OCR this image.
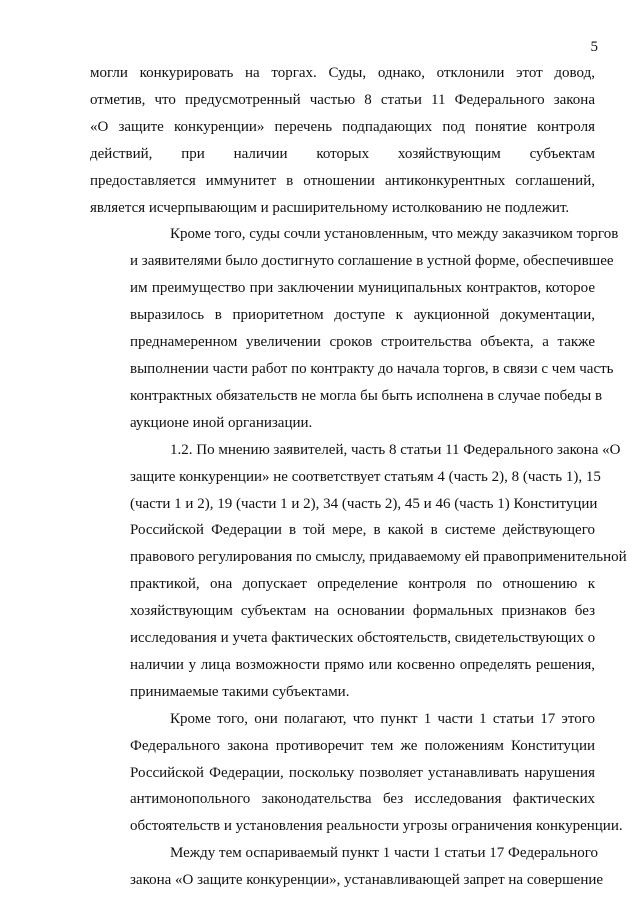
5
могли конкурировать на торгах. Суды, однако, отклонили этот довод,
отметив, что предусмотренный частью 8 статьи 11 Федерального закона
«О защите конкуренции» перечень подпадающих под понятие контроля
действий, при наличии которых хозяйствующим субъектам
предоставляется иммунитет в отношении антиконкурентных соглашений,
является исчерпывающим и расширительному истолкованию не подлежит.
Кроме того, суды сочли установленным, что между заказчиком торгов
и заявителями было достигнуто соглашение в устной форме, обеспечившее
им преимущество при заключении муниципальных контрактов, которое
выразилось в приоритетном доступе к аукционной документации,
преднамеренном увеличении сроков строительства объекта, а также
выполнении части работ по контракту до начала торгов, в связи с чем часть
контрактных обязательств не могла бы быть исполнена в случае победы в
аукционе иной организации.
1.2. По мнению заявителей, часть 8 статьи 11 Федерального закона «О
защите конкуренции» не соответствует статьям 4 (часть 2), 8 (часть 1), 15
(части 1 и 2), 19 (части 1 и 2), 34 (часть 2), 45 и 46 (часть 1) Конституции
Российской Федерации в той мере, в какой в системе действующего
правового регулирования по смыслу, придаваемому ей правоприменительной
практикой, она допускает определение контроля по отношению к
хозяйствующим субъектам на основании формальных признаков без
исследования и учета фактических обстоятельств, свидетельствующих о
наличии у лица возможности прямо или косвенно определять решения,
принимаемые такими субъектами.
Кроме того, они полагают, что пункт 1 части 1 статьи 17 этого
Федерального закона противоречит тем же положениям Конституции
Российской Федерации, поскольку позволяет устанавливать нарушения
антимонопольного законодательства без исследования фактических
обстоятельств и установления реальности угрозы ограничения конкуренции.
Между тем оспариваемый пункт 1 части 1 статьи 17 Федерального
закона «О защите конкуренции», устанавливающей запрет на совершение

------------------------------------------------------------

== Set exercise ==
Search the data for the string "защите". List each line that has it.

== Full response ==
«О защите конкуренции» перечень подпадающих под понятие контроля
защите конкуренции» не соответствует статьям 4 (часть 2), 8 (часть 1), 15
закона «О защите конкуренции», устанавливающей запрет на совершение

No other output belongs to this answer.